Requirement:
Quote the records that follow in full and exactly; leave out the pictures.

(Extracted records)
--------------------

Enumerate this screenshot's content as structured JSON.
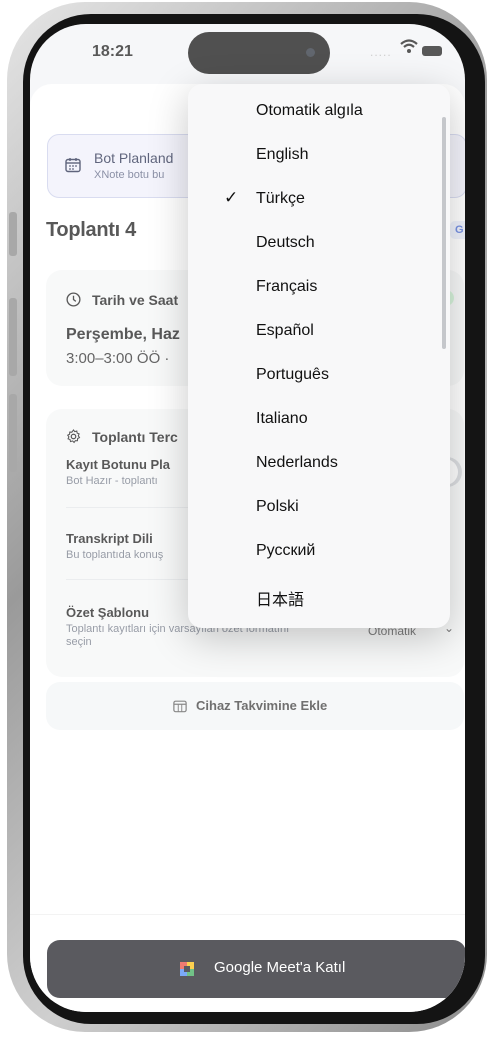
{
  "status_bar": {
    "time": "18:21"
  },
  "banner": {
    "title": "Bot Planland",
    "subtitle": "XNote botu bu"
  },
  "meeting": {
    "title": "Toplantı 4",
    "edit_icon_letter": "G"
  },
  "datetime_card": {
    "heading": "Tarih ve Saat",
    "date": "Perşembe, Haz",
    "time_range": "3:00–3:00 ÖÖ ·"
  },
  "preferences_card": {
    "heading": "Toplantı Terc",
    "bot_label": "Kayıt Botunu Pla",
    "bot_desc": "Bot Hazır - toplantı",
    "transcript_label": "Transkript Dili",
    "transcript_desc": "Bu toplantıda konuş",
    "summary_label": "Özet Şablonu",
    "summary_desc": "Toplantı kayıtları için varsayılan özet formatını seçin",
    "summary_value": "Otomatik"
  },
  "calendar_button": {
    "label": "Cihaz Takvimine Ekle"
  },
  "join_button": {
    "label": "Google Meet'a Katıl"
  },
  "language_menu": {
    "selected": "Türkçe",
    "items": [
      {
        "label": "Otomatik algıla",
        "check": ""
      },
      {
        "label": "English",
        "check": ""
      },
      {
        "label": "Türkçe",
        "check": "✓"
      },
      {
        "label": "Deutsch",
        "check": ""
      },
      {
        "label": "Français",
        "check": ""
      },
      {
        "label": "Español",
        "check": ""
      },
      {
        "label": "Português",
        "check": ""
      },
      {
        "label": "Italiano",
        "check": ""
      },
      {
        "label": "Nederlands",
        "check": ""
      },
      {
        "label": "Polski",
        "check": ""
      },
      {
        "label": "Русский",
        "check": ""
      },
      {
        "label": "日本語",
        "check": ""
      }
    ]
  },
  "colors": {
    "accent": "#3d62d6",
    "banner_bg": "#eff0fb",
    "join_bg": "#14141b"
  }
}
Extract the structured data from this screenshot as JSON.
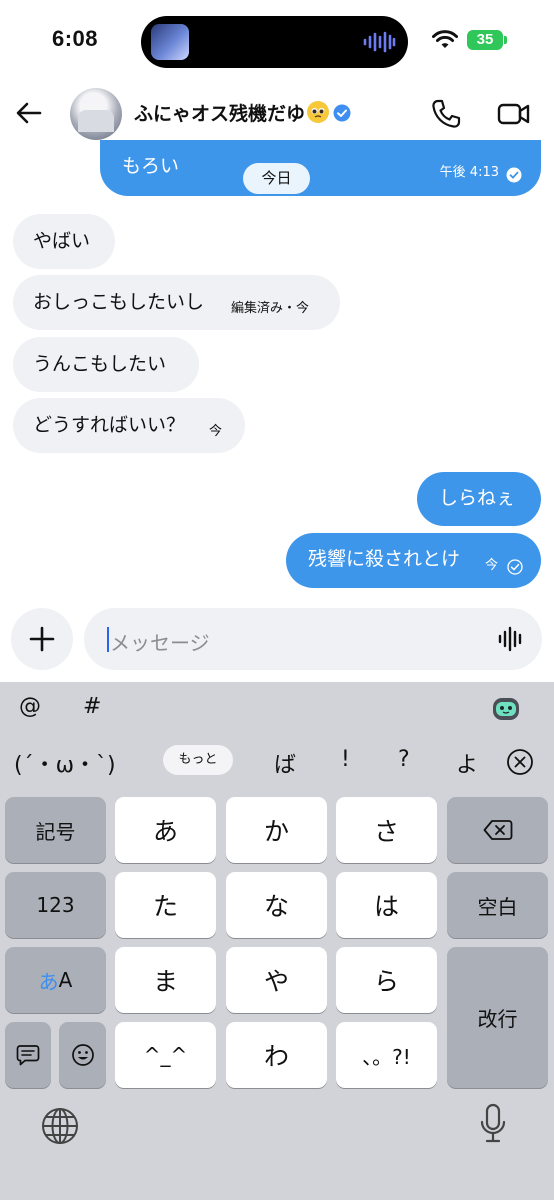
{
  "status_bar": {
    "time": "6:08",
    "battery": "35"
  },
  "header": {
    "contact_name": "ふにゃオス残機だゆ"
  },
  "chat": {
    "previous_message": {
      "text": "もろい",
      "time": "午後 4:13"
    },
    "date_separator": "今日",
    "messages": [
      {
        "direction": "incoming",
        "text": "やばい",
        "meta": ""
      },
      {
        "direction": "incoming",
        "text": "おしっこもしたいし",
        "meta": "編集済み・今"
      },
      {
        "direction": "incoming",
        "text": "うんこもしたい",
        "meta": ""
      },
      {
        "direction": "incoming",
        "text": "どうすればいい？",
        "meta": "今"
      },
      {
        "direction": "outgoing",
        "text": "しらねぇ",
        "meta": ""
      },
      {
        "direction": "outgoing",
        "text": "残響に殺されとけ",
        "meta": "今"
      }
    ]
  },
  "composer": {
    "placeholder": "メッセージ"
  },
  "keyboard": {
    "suggestion_row_1": [
      "@",
      "#"
    ],
    "suggestion_row_2": {
      "kaomoji": "(´・ω・`)",
      "more": "もっと",
      "chars": [
        "ば",
        "!",
        "?",
        "よ"
      ]
    },
    "keys": {
      "kigou": "記号",
      "num": "123",
      "mode_a": "あ",
      "mode_b": "A",
      "a": "あ",
      "ka": "か",
      "sa": "さ",
      "ta": "た",
      "na": "な",
      "ha": "は",
      "ma": "ま",
      "ya": "や",
      "ra": "ら",
      "kaomoji_key": "^_^",
      "wa": "わ",
      "punct": "、。?!",
      "space": "空白",
      "return": "改行"
    },
    "colors": {
      "mode_a_accent": "#3e8ff0"
    }
  },
  "colors": {
    "outgoing_bubble": "#3e96ea",
    "incoming_bubble": "#eff1f4",
    "keyboard_bg": "#d1d3d9"
  }
}
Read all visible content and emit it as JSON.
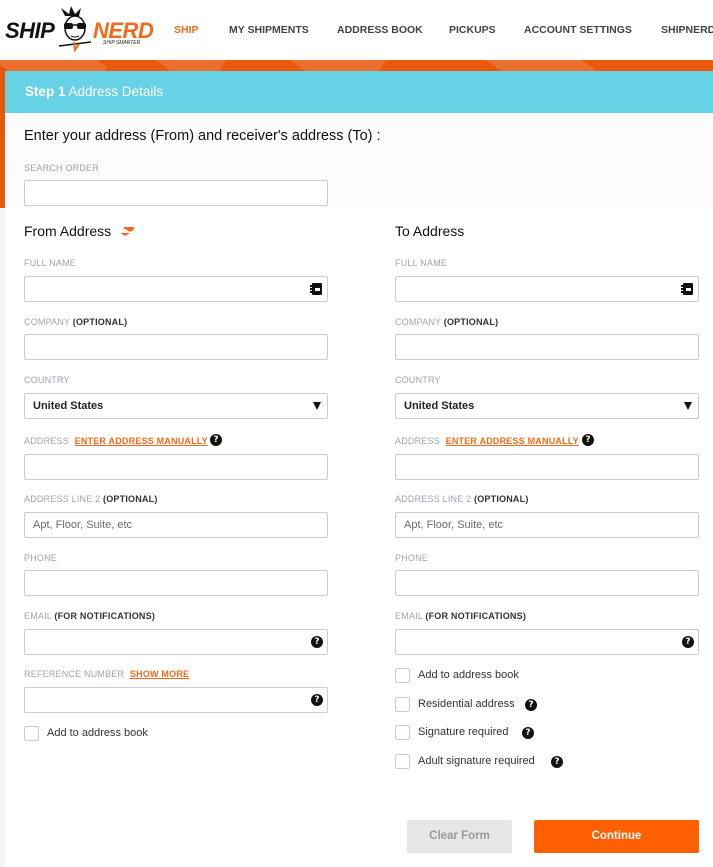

--------------------

Task answer:
Enumerate this screenshot's content as structured JSON.
{
  "status_bar": {
    "time": "18:21"
  },
  "banner": {
    "title": "Bot Planland",
    "subtitle": "XNote botu bu"
  },
  "meeting": {
    "title": "Toplantı 4",
    "edit_icon_letter": "G"
  },
  "datetime_card": {
    "heading": "Tarih ve Saat",
    "date": "Perşembe, Haz",
    "time_range": "3:00–3:00 ÖÖ ·"
  },
  "preferences_card": {
    "heading": "Toplantı Terc",
    "bot_label": "Kayıt Botunu Pla",
    "bot_desc": "Bot Hazır - toplantı",
    "transcript_label": "Transkript Dili",
    "transcript_desc": "Bu toplantıda konuş",
    "summary_label": "Özet Şablonu",
    "summary_desc": "Toplantı kayıtları için varsayılan özet formatını seçin",
    "summary_value": "Otomatik"
  },
  "calendar_button": {
    "label": "Cihaz Takvimine Ekle"
  },
  "join_button": {
    "label": "Google Meet'a Katıl"
  },
  "language_menu": {
    "selected": "Türkçe",
    "items": [
      {
        "label": "Otomatik algıla",
        "check": ""
      },
      {
        "label": "English",
        "check": ""
      },
      {
        "label": "Türkçe",
        "check": "✓"
      },
      {
        "label": "Deutsch",
        "check": ""
      },
      {
        "label": "Français",
        "check": ""
      },
      {
        "label": "Español",
        "check": ""
      },
      {
        "label": "Português",
        "check": ""
      },
      {
        "label": "Italiano",
        "check": ""
      },
      {
        "label": "Nederlands",
        "check": ""
      },
      {
        "label": "Polski",
        "check": ""
      },
      {
        "label": "Русский",
        "check": ""
      },
      {
        "label": "日本語",
        "check": ""
      }
    ]
  },
  "colors": {
    "accent": "#3d62d6",
    "banner_bg": "#eff0fb",
    "join_bg": "#14141b"
  }
}
Extract the structured data from this screenshot as JSON.
{
  "status_bar": {
    "time": "6:08",
    "battery": "35"
  },
  "header": {
    "contact_name": "ふにゃオス残機だゆ"
  },
  "chat": {
    "previous_message": {
      "text": "もろい",
      "time": "午後 4:13"
    },
    "date_separator": "今日",
    "messages": [
      {
        "direction": "incoming",
        "text": "やばい",
        "meta": ""
      },
      {
        "direction": "incoming",
        "text": "おしっこもしたいし",
        "meta": "編集済み・今"
      },
      {
        "direction": "incoming",
        "text": "うんこもしたい",
        "meta": ""
      },
      {
        "direction": "incoming",
        "text": "どうすればいい？",
        "meta": "今"
      },
      {
        "direction": "outgoing",
        "text": "しらねぇ",
        "meta": ""
      },
      {
        "direction": "outgoing",
        "text": "残響に殺されとけ",
        "meta": "今"
      }
    ]
  },
  "composer": {
    "placeholder": "メッセージ"
  },
  "keyboard": {
    "suggestion_row_1": [
      "@",
      "#"
    ],
    "suggestion_row_2": {
      "kaomoji": "(´・ω・`)",
      "more": "もっと",
      "chars": [
        "ば",
        "!",
        "?",
        "よ"
      ]
    },
    "keys": {
      "kigou": "記号",
      "num": "123",
      "mode_a": "あ",
      "mode_b": "A",
      "a": "あ",
      "ka": "か",
      "sa": "さ",
      "ta": "た",
      "na": "な",
      "ha": "は",
      "ma": "ま",
      "ya": "や",
      "ra": "ら",
      "kaomoji_key": "^_^",
      "wa": "わ",
      "punct": "、。?!",
      "space": "空白",
      "return": "改行"
    },
    "colors": {
      "mode_a_accent": "#3e8ff0"
    }
  },
  "colors": {
    "outgoing_bubble": "#3e96ea",
    "incoming_bubble": "#eff1f4",
    "keyboard_bg": "#d1d3d9"
  }
}
Read all visible content and emit it as JSON.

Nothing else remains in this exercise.